# What is being asked:
Copy the records below exactly as they are written.

# Data for the task:
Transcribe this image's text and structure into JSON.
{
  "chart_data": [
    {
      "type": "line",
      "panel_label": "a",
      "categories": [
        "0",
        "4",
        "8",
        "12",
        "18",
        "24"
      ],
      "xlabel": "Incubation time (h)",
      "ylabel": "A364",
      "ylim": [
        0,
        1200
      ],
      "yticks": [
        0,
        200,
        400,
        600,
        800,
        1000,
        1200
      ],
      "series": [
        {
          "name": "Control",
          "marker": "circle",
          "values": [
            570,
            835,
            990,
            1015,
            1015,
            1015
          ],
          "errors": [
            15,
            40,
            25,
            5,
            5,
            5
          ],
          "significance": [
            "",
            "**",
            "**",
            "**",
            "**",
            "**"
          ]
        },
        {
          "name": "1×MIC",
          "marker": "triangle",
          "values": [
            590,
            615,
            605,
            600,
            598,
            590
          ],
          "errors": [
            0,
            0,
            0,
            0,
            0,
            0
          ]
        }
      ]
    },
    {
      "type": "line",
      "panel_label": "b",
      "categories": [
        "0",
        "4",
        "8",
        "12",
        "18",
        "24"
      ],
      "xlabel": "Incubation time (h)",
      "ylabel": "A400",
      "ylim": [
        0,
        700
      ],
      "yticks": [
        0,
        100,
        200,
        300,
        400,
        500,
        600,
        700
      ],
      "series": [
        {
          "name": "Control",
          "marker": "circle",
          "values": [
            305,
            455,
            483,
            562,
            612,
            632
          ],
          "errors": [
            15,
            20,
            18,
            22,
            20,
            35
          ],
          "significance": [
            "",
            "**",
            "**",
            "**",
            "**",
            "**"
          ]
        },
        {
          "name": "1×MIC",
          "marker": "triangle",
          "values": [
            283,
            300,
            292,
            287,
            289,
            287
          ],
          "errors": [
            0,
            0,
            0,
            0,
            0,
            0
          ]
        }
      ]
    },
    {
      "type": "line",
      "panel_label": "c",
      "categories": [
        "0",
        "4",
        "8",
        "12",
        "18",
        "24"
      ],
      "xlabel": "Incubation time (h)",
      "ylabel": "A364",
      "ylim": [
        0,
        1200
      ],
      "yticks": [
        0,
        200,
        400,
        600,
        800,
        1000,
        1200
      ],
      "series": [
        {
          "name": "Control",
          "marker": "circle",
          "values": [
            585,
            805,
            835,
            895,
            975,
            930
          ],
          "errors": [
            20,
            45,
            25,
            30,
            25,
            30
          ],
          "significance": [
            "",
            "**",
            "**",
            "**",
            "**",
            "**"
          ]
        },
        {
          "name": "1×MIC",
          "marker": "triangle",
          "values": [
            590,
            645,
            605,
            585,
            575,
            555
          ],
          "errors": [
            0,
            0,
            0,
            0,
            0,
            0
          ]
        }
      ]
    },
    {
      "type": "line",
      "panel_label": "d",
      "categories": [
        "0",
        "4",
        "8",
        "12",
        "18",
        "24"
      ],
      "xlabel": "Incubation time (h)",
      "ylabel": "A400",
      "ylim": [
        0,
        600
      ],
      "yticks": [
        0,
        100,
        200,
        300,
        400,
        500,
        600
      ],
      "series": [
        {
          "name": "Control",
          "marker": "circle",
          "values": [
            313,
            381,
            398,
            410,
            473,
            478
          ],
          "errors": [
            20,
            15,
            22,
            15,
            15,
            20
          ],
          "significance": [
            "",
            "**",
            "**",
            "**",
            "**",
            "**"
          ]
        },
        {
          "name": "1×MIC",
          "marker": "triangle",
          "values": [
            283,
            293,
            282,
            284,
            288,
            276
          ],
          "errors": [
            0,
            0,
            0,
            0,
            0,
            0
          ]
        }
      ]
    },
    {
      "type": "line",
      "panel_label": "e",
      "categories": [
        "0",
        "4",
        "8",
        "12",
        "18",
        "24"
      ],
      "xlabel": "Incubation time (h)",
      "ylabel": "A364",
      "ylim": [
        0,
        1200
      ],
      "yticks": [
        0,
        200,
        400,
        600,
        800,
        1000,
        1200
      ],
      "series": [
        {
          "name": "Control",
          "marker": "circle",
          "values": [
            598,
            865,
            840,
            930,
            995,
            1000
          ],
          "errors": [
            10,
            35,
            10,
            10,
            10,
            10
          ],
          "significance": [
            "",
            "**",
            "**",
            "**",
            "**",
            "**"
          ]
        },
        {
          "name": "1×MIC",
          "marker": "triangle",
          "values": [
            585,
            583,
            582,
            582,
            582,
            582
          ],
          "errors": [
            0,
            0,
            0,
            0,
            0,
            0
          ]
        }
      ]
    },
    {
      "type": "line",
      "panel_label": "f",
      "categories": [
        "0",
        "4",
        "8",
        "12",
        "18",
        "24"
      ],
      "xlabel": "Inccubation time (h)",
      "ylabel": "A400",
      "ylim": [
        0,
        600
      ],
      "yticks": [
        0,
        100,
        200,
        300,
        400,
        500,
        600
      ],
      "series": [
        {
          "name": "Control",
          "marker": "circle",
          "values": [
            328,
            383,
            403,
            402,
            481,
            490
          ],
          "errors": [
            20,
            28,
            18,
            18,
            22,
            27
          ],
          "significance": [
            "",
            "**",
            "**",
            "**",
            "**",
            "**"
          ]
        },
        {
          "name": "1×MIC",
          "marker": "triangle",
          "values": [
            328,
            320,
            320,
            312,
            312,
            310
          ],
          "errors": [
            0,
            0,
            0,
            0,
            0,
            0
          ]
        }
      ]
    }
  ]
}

# Result for this exercise:
Transcribe this image's text and structure into JSON.
{
  "chart_data": [
    {
      "type": "line",
      "panel_label": "a",
      "categories": [
        "0",
        "4",
        "8",
        "12",
        "18",
        "24"
      ],
      "xlabel": "Incubation time (h)",
      "ylabel": "A364",
      "ylim": [
        0,
        1200
      ],
      "yticks": [
        0,
        200,
        400,
        600,
        800,
        1000,
        1200
      ],
      "series": [
        {
          "name": "Control",
          "marker": "circle",
          "values": [
            570,
            835,
            990,
            1015,
            1015,
            1015
          ],
          "errors": [
            15,
            40,
            25,
            5,
            5,
            5
          ],
          "significance": [
            "",
            "**",
            "**",
            "**",
            "**",
            "**"
          ]
        },
        {
          "name": "1×MIC",
          "marker": "triangle",
          "values": [
            590,
            615,
            605,
            600,
            598,
            590
          ],
          "errors": [
            0,
            0,
            0,
            0,
            0,
            0
          ]
        }
      ]
    },
    {
      "type": "line",
      "panel_label": "b",
      "categories": [
        "0",
        "4",
        "8",
        "12",
        "18",
        "24"
      ],
      "xlabel": "Incubation time (h)",
      "ylabel": "A400",
      "ylim": [
        0,
        700
      ],
      "yticks": [
        0,
        100,
        200,
        300,
        400,
        500,
        600,
        700
      ],
      "series": [
        {
          "name": "Control",
          "marker": "circle",
          "values": [
            305,
            455,
            483,
            562,
            612,
            632
          ],
          "errors": [
            15,
            20,
            18,
            22,
            20,
            35
          ],
          "significance": [
            "",
            "**",
            "**",
            "**",
            "**",
            "**"
          ]
        },
        {
          "name": "1×MIC",
          "marker": "triangle",
          "values": [
            283,
            300,
            292,
            287,
            289,
            287
          ],
          "errors": [
            0,
            0,
            0,
            0,
            0,
            0
          ]
        }
      ]
    },
    {
      "type": "line",
      "panel_label": "c",
      "categories": [
        "0",
        "4",
        "8",
        "12",
        "18",
        "24"
      ],
      "xlabel": "Incubation time (h)",
      "ylabel": "A364",
      "ylim": [
        0,
        1200
      ],
      "yticks": [
        0,
        200,
        400,
        600,
        800,
        1000,
        1200
      ],
      "series": [
        {
          "name": "Control",
          "marker": "circle",
          "values": [
            585,
            805,
            835,
            895,
            975,
            930
          ],
          "errors": [
            20,
            45,
            25,
            30,
            25,
            30
          ],
          "significance": [
            "",
            "**",
            "**",
            "**",
            "**",
            "**"
          ]
        },
        {
          "name": "1×MIC",
          "marker": "triangle",
          "values": [
            590,
            645,
            605,
            585,
            575,
            555
          ],
          "errors": [
            0,
            0,
            0,
            0,
            0,
            0
          ]
        }
      ]
    },
    {
      "type": "line",
      "panel_label": "d",
      "categories": [
        "0",
        "4",
        "8",
        "12",
        "18",
        "24"
      ],
      "xlabel": "Incubation time (h)",
      "ylabel": "A400",
      "ylim": [
        0,
        600
      ],
      "yticks": [
        0,
        100,
        200,
        300,
        400,
        500,
        600
      ],
      "series": [
        {
          "name": "Control",
          "marker": "circle",
          "values": [
            313,
            381,
            398,
            410,
            473,
            478
          ],
          "errors": [
            20,
            15,
            22,
            15,
            15,
            20
          ],
          "significance": [
            "",
            "**",
            "**",
            "**",
            "**",
            "**"
          ]
        },
        {
          "name": "1×MIC",
          "marker": "triangle",
          "values": [
            283,
            293,
            282,
            284,
            288,
            276
          ],
          "errors": [
            0,
            0,
            0,
            0,
            0,
            0
          ]
        }
      ]
    },
    {
      "type": "line",
      "panel_label": "e",
      "categories": [
        "0",
        "4",
        "8",
        "12",
        "18",
        "24"
      ],
      "xlabel": "Incubation time (h)",
      "ylabel": "A364",
      "ylim": [
        0,
        1200
      ],
      "yticks": [
        0,
        200,
        400,
        600,
        800,
        1000,
        1200
      ],
      "series": [
        {
          "name": "Control",
          "marker": "circle",
          "values": [
            598,
            865,
            840,
            930,
            995,
            1000
          ],
          "errors": [
            10,
            35,
            10,
            10,
            10,
            10
          ],
          "significance": [
            "",
            "**",
            "**",
            "**",
            "**",
            "**"
          ]
        },
        {
          "name": "1×MIC",
          "marker": "triangle",
          "values": [
            585,
            583,
            582,
            582,
            582,
            582
          ],
          "errors": [
            0,
            0,
            0,
            0,
            0,
            0
          ]
        }
      ]
    },
    {
      "type": "line",
      "panel_label": "f",
      "categories": [
        "0",
        "4",
        "8",
        "12",
        "18",
        "24"
      ],
      "xlabel": "Inccubation time (h)",
      "ylabel": "A400",
      "ylim": [
        0,
        600
      ],
      "yticks": [
        0,
        100,
        200,
        300,
        400,
        500,
        600
      ],
      "series": [
        {
          "name": "Control",
          "marker": "circle",
          "values": [
            328,
            383,
            403,
            402,
            481,
            490
          ],
          "errors": [
            20,
            28,
            18,
            18,
            22,
            27
          ],
          "significance": [
            "",
            "**",
            "**",
            "**",
            "**",
            "**"
          ]
        },
        {
          "name": "1×MIC",
          "marker": "triangle",
          "values": [
            328,
            320,
            320,
            312,
            312,
            310
          ],
          "errors": [
            0,
            0,
            0,
            0,
            0,
            0
          ]
        }
      ]
    }
  ]
}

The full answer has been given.